-- Begin --

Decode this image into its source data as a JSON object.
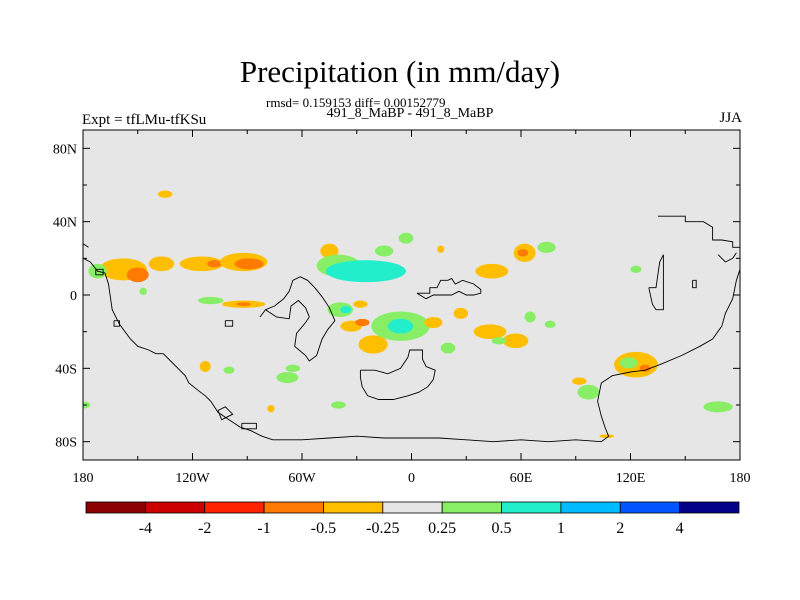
{
  "chart_data": {
    "type": "heatmap",
    "title": "Precipitation (in mm/day)",
    "stats_line": "rmsd= 0.159153 diff= 0.00152779",
    "subtitle": "491_8_MaBP - 491_8_MaBP",
    "left_label": "Expt = tfLMu-tfKSu",
    "right_label": "JJA",
    "projection": "cylindrical equidistant",
    "xlim": [
      -180,
      180
    ],
    "ylim": [
      -90,
      90
    ],
    "y_ticks": [
      {
        "value": 80,
        "label": "80N"
      },
      {
        "value": 40,
        "label": "40N"
      },
      {
        "value": 0,
        "label": "0"
      },
      {
        "value": -40,
        "label": "40S"
      },
      {
        "value": -80,
        "label": "80S"
      }
    ],
    "x_ticks": [
      {
        "value": -180,
        "label": "180"
      },
      {
        "value": -120,
        "label": "120W"
      },
      {
        "value": -60,
        "label": "60W"
      },
      {
        "value": 0,
        "label": "0"
      },
      {
        "value": 60,
        "label": "60E"
      },
      {
        "value": 120,
        "label": "120E"
      },
      {
        "value": 180,
        "label": "180"
      }
    ],
    "colorbar": {
      "colors": [
        "#8b0000",
        "#cc0000",
        "#ff2200",
        "#ff7a00",
        "#ffbf00",
        "#e6e6e6",
        "#88ee66",
        "#22eecc",
        "#00bbff",
        "#0055ff",
        "#000088"
      ],
      "labels": [
        "-4",
        "-2",
        "-1",
        "-0.5",
        "-0.25",
        "0.25",
        "0.5",
        "1",
        "2",
        "4"
      ]
    },
    "regions": [
      {
        "lon": -158,
        "lat": 14,
        "rlon": 13,
        "rlat": 6,
        "level": 4
      },
      {
        "lon": -150,
        "lat": 11,
        "rlon": 6,
        "rlat": 4,
        "level": 3
      },
      {
        "lon": -137,
        "lat": 17,
        "rlon": 7,
        "rlat": 4,
        "level": 4
      },
      {
        "lon": -115,
        "lat": 17,
        "rlon": 12,
        "rlat": 4,
        "level": 4
      },
      {
        "lon": -108,
        "lat": 17,
        "rlon": 4,
        "rlat": 2,
        "level": 3
      },
      {
        "lon": -92,
        "lat": 18,
        "rlon": 13,
        "rlat": 5,
        "level": 4
      },
      {
        "lon": -89,
        "lat": 17,
        "rlon": 8,
        "rlat": 3,
        "level": 3
      },
      {
        "lon": -172,
        "lat": 13,
        "rlon": 5,
        "rlat": 4,
        "level": 6
      },
      {
        "lon": -92,
        "lat": -5,
        "rlon": 12,
        "rlat": 2,
        "level": 4
      },
      {
        "lon": -92,
        "lat": -5,
        "rlon": 4,
        "rlat": 1,
        "level": 3
      },
      {
        "lon": -110,
        "lat": -3,
        "rlon": 7,
        "rlat": 2,
        "level": 6
      },
      {
        "lon": -45,
        "lat": 24,
        "rlon": 5,
        "rlat": 4,
        "level": 4
      },
      {
        "lon": -40,
        "lat": 16,
        "rlon": 12,
        "rlat": 6,
        "level": 6
      },
      {
        "lon": -25,
        "lat": 13,
        "rlon": 22,
        "rlat": 6,
        "level": 7
      },
      {
        "lon": -3,
        "lat": 31,
        "rlon": 4,
        "rlat": 3,
        "level": 6
      },
      {
        "lon": -15,
        "lat": 24,
        "rlon": 5,
        "rlat": 3,
        "level": 6
      },
      {
        "lon": -39,
        "lat": -8,
        "rlon": 7,
        "rlat": 4,
        "level": 6
      },
      {
        "lon": -36,
        "lat": -8,
        "rlon": 3,
        "rlat": 2,
        "level": 7
      },
      {
        "lon": -28,
        "lat": -5,
        "rlon": 4,
        "rlat": 2,
        "level": 4
      },
      {
        "lon": -33,
        "lat": -17,
        "rlon": 6,
        "rlat": 3,
        "level": 4
      },
      {
        "lon": -27,
        "lat": -15,
        "rlon": 4,
        "rlat": 2,
        "level": 3
      },
      {
        "lon": -21,
        "lat": -27,
        "rlon": 8,
        "rlat": 5,
        "level": 4
      },
      {
        "lon": -6,
        "lat": -17,
        "rlon": 16,
        "rlat": 8,
        "level": 6
      },
      {
        "lon": -6,
        "lat": -17,
        "rlon": 7,
        "rlat": 4,
        "level": 7
      },
      {
        "lon": 12,
        "lat": -15,
        "rlon": 5,
        "rlat": 3,
        "level": 4
      },
      {
        "lon": 20,
        "lat": -29,
        "rlon": 4,
        "rlat": 3,
        "level": 6
      },
      {
        "lon": 27,
        "lat": -10,
        "rlon": 4,
        "rlat": 3,
        "level": 4
      },
      {
        "lon": 44,
        "lat": 13,
        "rlon": 9,
        "rlat": 4,
        "level": 4
      },
      {
        "lon": 43,
        "lat": -20,
        "rlon": 9,
        "rlat": 4,
        "level": 4
      },
      {
        "lon": 62,
        "lat": 23,
        "rlon": 6,
        "rlat": 5,
        "level": 4
      },
      {
        "lon": 61,
        "lat": 23,
        "rlon": 3,
        "rlat": 2,
        "level": 3
      },
      {
        "lon": 74,
        "lat": 26,
        "rlon": 5,
        "rlat": 3,
        "level": 6
      },
      {
        "lon": 57,
        "lat": -25,
        "rlon": 7,
        "rlat": 4,
        "level": 4
      },
      {
        "lon": 65,
        "lat": -12,
        "rlon": 3,
        "rlat": 3,
        "level": 6
      },
      {
        "lon": 48,
        "lat": -25,
        "rlon": 4,
        "rlat": 2,
        "level": 6
      },
      {
        "lon": 76,
        "lat": -16,
        "rlon": 3,
        "rlat": 2,
        "level": 6
      },
      {
        "lon": 123,
        "lat": -38,
        "rlon": 12,
        "rlat": 7,
        "level": 4
      },
      {
        "lon": 119,
        "lat": -37,
        "rlon": 5,
        "rlat": 3,
        "level": 6
      },
      {
        "lon": 128,
        "lat": -40,
        "rlon": 3,
        "rlat": 2,
        "level": 3
      },
      {
        "lon": 97,
        "lat": -53,
        "rlon": 6,
        "rlat": 4,
        "level": 6
      },
      {
        "lon": 92,
        "lat": -47,
        "rlon": 4,
        "rlat": 2,
        "level": 4
      },
      {
        "lon": 168,
        "lat": -61,
        "rlon": 8,
        "rlat": 3,
        "level": 6
      },
      {
        "lon": -68,
        "lat": -45,
        "rlon": 6,
        "rlat": 3,
        "level": 6
      },
      {
        "lon": -65,
        "lat": -40,
        "rlon": 4,
        "rlat": 2,
        "level": 6
      },
      {
        "lon": -113,
        "lat": -39,
        "rlon": 3,
        "rlat": 3,
        "level": 4
      },
      {
        "lon": -100,
        "lat": -41,
        "rlon": 3,
        "rlat": 2,
        "level": 6
      },
      {
        "lon": -77,
        "lat": -62,
        "rlon": 2,
        "rlat": 2,
        "level": 4
      },
      {
        "lon": -40,
        "lat": -60,
        "rlon": 4,
        "rlat": 2,
        "level": 6
      },
      {
        "lon": 107,
        "lat": -77,
        "rlon": 4,
        "rlat": 1,
        "level": 4
      },
      {
        "lon": 123,
        "lat": 14,
        "rlon": 3,
        "rlat": 2,
        "level": 6
      },
      {
        "lon": -180,
        "lat": -60,
        "rlon": 4,
        "rlat": 2,
        "level": 6
      },
      {
        "lon": -147,
        "lat": 2,
        "rlon": 2,
        "rlat": 2,
        "level": 6
      },
      {
        "lon": -135,
        "lat": 55,
        "rlon": 4,
        "rlat": 2,
        "level": 4
      },
      {
        "lon": 16,
        "lat": 25,
        "rlon": 2,
        "rlat": 2,
        "level": 4
      }
    ],
    "coastlines": [
      [
        [
          -180,
          20
        ],
        [
          -176,
          18
        ],
        [
          -172,
          13
        ],
        [
          -168,
          12
        ],
        [
          -166,
          6
        ],
        [
          -164,
          -8
        ],
        [
          -160,
          -16
        ],
        [
          -154,
          -24
        ],
        [
          -150,
          -28
        ],
        [
          -144,
          -30
        ],
        [
          -140,
          -32
        ],
        [
          -136,
          -32
        ],
        [
          -132,
          -36
        ],
        [
          -128,
          -40
        ],
        [
          -124,
          -44
        ],
        [
          -122,
          -48
        ],
        [
          -117,
          -52
        ],
        [
          -113,
          -55
        ],
        [
          -110,
          -58
        ],
        [
          -106,
          -64
        ],
        [
          -100,
          -68
        ],
        [
          -94,
          -72
        ],
        [
          -88,
          -74
        ],
        [
          -82,
          -77
        ],
        [
          -76,
          -79
        ],
        [
          -60,
          -79
        ],
        [
          -45,
          -78
        ],
        [
          -30,
          -77
        ],
        [
          -15,
          -78
        ],
        [
          0,
          -78
        ],
        [
          15,
          -78
        ],
        [
          30,
          -79
        ],
        [
          45,
          -80
        ],
        [
          60,
          -79
        ],
        [
          75,
          -80
        ],
        [
          90,
          -79
        ],
        [
          104,
          -80
        ],
        [
          108,
          -77
        ],
        [
          106,
          -72
        ],
        [
          104,
          -66
        ],
        [
          102,
          -58
        ],
        [
          104,
          -48
        ],
        [
          110,
          -44
        ],
        [
          120,
          -42
        ],
        [
          128,
          -41
        ],
        [
          136,
          -38
        ],
        [
          148,
          -33
        ],
        [
          158,
          -28
        ],
        [
          165,
          -24
        ],
        [
          170,
          -17
        ],
        [
          172,
          -10
        ],
        [
          176,
          -2
        ],
        [
          178,
          8
        ],
        [
          180,
          14
        ]
      ],
      [
        [
          -180,
          28
        ],
        [
          -177,
          26
        ]
      ],
      [
        [
          -173,
          14
        ],
        [
          -169,
          14
        ],
        [
          -169,
          11
        ],
        [
          -173,
          11
        ],
        [
          -173,
          14
        ]
      ],
      [
        [
          -83,
          -12
        ],
        [
          -80,
          -8
        ],
        [
          -74,
          -12
        ],
        [
          -67,
          -13
        ],
        [
          -66,
          -6
        ],
        [
          -62,
          -3
        ],
        [
          -58,
          -7
        ],
        [
          -56,
          -12
        ],
        [
          -58,
          -15
        ],
        [
          -63,
          -21
        ],
        [
          -64,
          -28
        ],
        [
          -58,
          -33
        ],
        [
          -56,
          -36
        ],
        [
          -52,
          -33
        ],
        [
          -49,
          -24
        ],
        [
          -46,
          -19
        ],
        [
          -42,
          -14
        ],
        [
          -45,
          -7
        ],
        [
          -49,
          -1
        ],
        [
          -53,
          4
        ],
        [
          -57,
          8
        ],
        [
          -61,
          10
        ],
        [
          -65,
          8
        ],
        [
          -67,
          2
        ],
        [
          -70,
          -2
        ],
        [
          -75,
          -6
        ],
        [
          -80,
          -8
        ],
        [
          -83,
          -12
        ]
      ],
      [
        [
          -102,
          -14
        ],
        [
          -98,
          -14
        ],
        [
          -98,
          -17
        ],
        [
          -102,
          -17
        ],
        [
          -102,
          -14
        ]
      ],
      [
        [
          -28,
          -41
        ],
        [
          -20,
          -41
        ],
        [
          -13,
          -43
        ],
        [
          -6,
          -40
        ],
        [
          -2,
          -34
        ],
        [
          -1,
          -30
        ],
        [
          6,
          -30
        ],
        [
          6,
          -35
        ],
        [
          8,
          -39
        ],
        [
          13,
          -41
        ],
        [
          12,
          -46
        ],
        [
          9,
          -50
        ],
        [
          4,
          -53
        ],
        [
          -2,
          -55
        ],
        [
          -10,
          -57
        ],
        [
          -18,
          -57
        ],
        [
          -24,
          -55
        ],
        [
          -27,
          -50
        ],
        [
          -28,
          -45
        ],
        [
          -28,
          -41
        ]
      ],
      [
        [
          3,
          1
        ],
        [
          10,
          1
        ],
        [
          10,
          4
        ],
        [
          14,
          4
        ],
        [
          16,
          8
        ],
        [
          20,
          8
        ],
        [
          22,
          9
        ],
        [
          24,
          6
        ],
        [
          28,
          8
        ],
        [
          34,
          6
        ],
        [
          38,
          3
        ],
        [
          38,
          1
        ],
        [
          34,
          0
        ],
        [
          30,
          0
        ],
        [
          26,
          2
        ],
        [
          22,
          0
        ],
        [
          16,
          0
        ],
        [
          12,
          0
        ],
        [
          8,
          -2
        ],
        [
          3,
          1
        ]
      ],
      [
        [
          -106,
          -63
        ],
        [
          -102,
          -61
        ],
        [
          -98,
          -65
        ],
        [
          -104,
          -68
        ],
        [
          -106,
          -63
        ]
      ],
      [
        [
          -93,
          -70
        ],
        [
          -85,
          -70
        ],
        [
          -85,
          -73
        ],
        [
          -93,
          -73
        ],
        [
          -93,
          -70
        ]
      ],
      [
        [
          -163,
          -14
        ],
        [
          -160,
          -14
        ],
        [
          -160,
          -17
        ],
        [
          -163,
          -17
        ],
        [
          -163,
          -14
        ]
      ],
      [
        [
          135,
          43
        ],
        [
          150,
          43
        ],
        [
          150,
          40
        ],
        [
          160,
          40
        ],
        [
          165,
          37
        ],
        [
          165,
          30
        ],
        [
          170,
          30
        ],
        [
          176,
          29
        ],
        [
          176,
          26
        ],
        [
          180,
          26
        ]
      ],
      [
        [
          168,
          22
        ],
        [
          172,
          18
        ],
        [
          176,
          20
        ],
        [
          178,
          23
        ]
      ],
      [
        [
          130,
          4
        ],
        [
          134,
          4
        ],
        [
          136,
          18
        ],
        [
          138,
          22
        ],
        [
          138,
          -8
        ],
        [
          134,
          -8
        ],
        [
          132,
          -5
        ],
        [
          130,
          4
        ]
      ],
      [
        [
          154,
          8
        ],
        [
          156,
          8
        ],
        [
          156,
          4
        ],
        [
          154,
          4
        ],
        [
          154,
          8
        ]
      ]
    ]
  }
}
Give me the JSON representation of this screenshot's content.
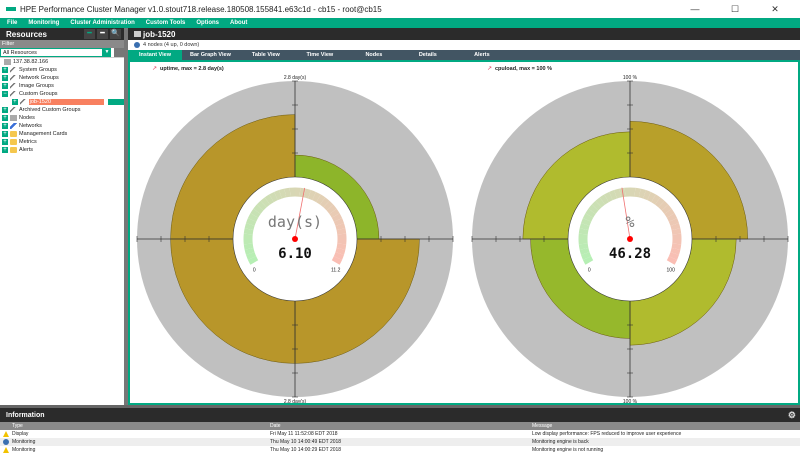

-- End --

» Work to do: Count how many lines in the data above hold the string "value", and give the number with no other words.

» Written solution: 12